> [What you need to do] Can you transcribe the data exactly? Leave the pictures out.

> [Recorded data]
▼▼▼
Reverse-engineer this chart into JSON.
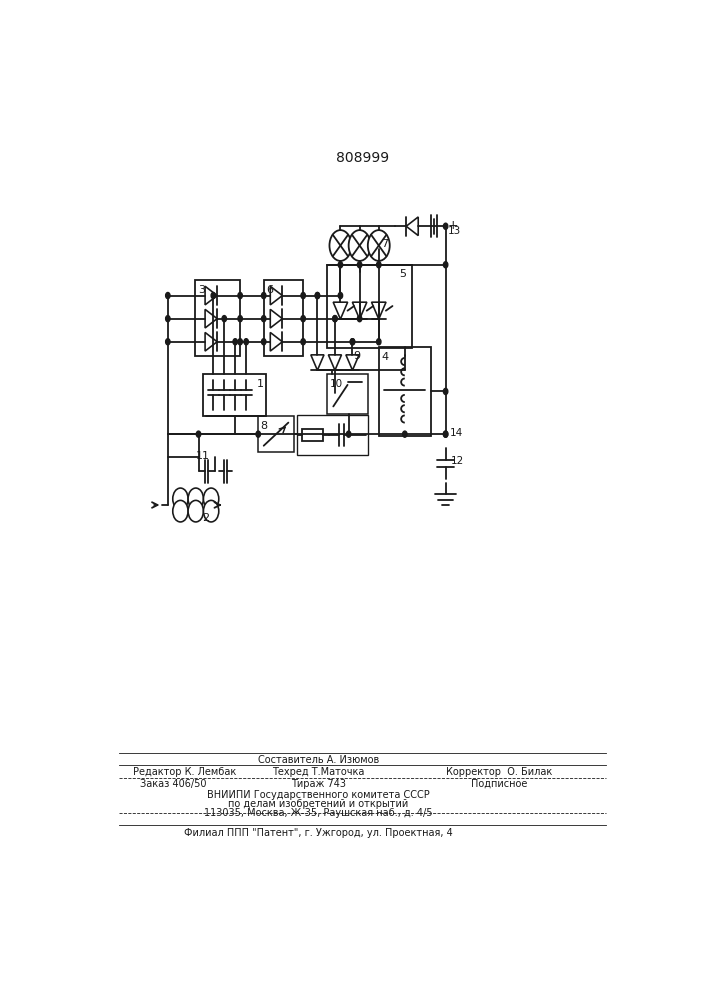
{
  "title": "808999",
  "bg_color": "#ffffff",
  "line_color": "#1a1a1a",
  "lw": 1.3,
  "footer": {
    "line1_left": "Редактор К. Лембак",
    "line1_center_top": "Составитель А. Изюмов",
    "line1_center_bot": "Техред Т.Маточка",
    "line1_right": "Корректор  О. Билак",
    "line2_left": "Заказ 406/50",
    "line2_center": "Тираж 743",
    "line2_right": "Подписное",
    "line3": "ВНИИПИ Государственного комитета СССР",
    "line4": "по делам изобретений и открытий",
    "line5": "113035, Москва, Ж-35, Раушская наб., д. 4/5",
    "line6": "Филиал ППП \"Патент\", г. Ужгород, ул. Проектная, 4"
  }
}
▲▲▲
> [Task output]
Reverse-engineer this chart into JSON.
{
  "title": "808999",
  "bg_color": "#ffffff",
  "line_color": "#1a1a1a",
  "lw": 1.3,
  "footer": {
    "line1_left": "Редактор К. Лембак",
    "line1_center_top": "Составитель А. Изюмов",
    "line1_center_bot": "Техред Т.Маточка",
    "line1_right": "Корректор  О. Билак",
    "line2_left": "Заказ 406/50",
    "line2_center": "Тираж 743",
    "line2_right": "Подписное",
    "line3": "ВНИИПИ Государственного комитета СССР",
    "line4": "по делам изобретений и открытий",
    "line5": "113035, Москва, Ж-35, Раушская наб., д. 4/5",
    "line6": "Филиал ППП \"Патент\", г. Ужгород, ул. Проектная, 4"
  }
}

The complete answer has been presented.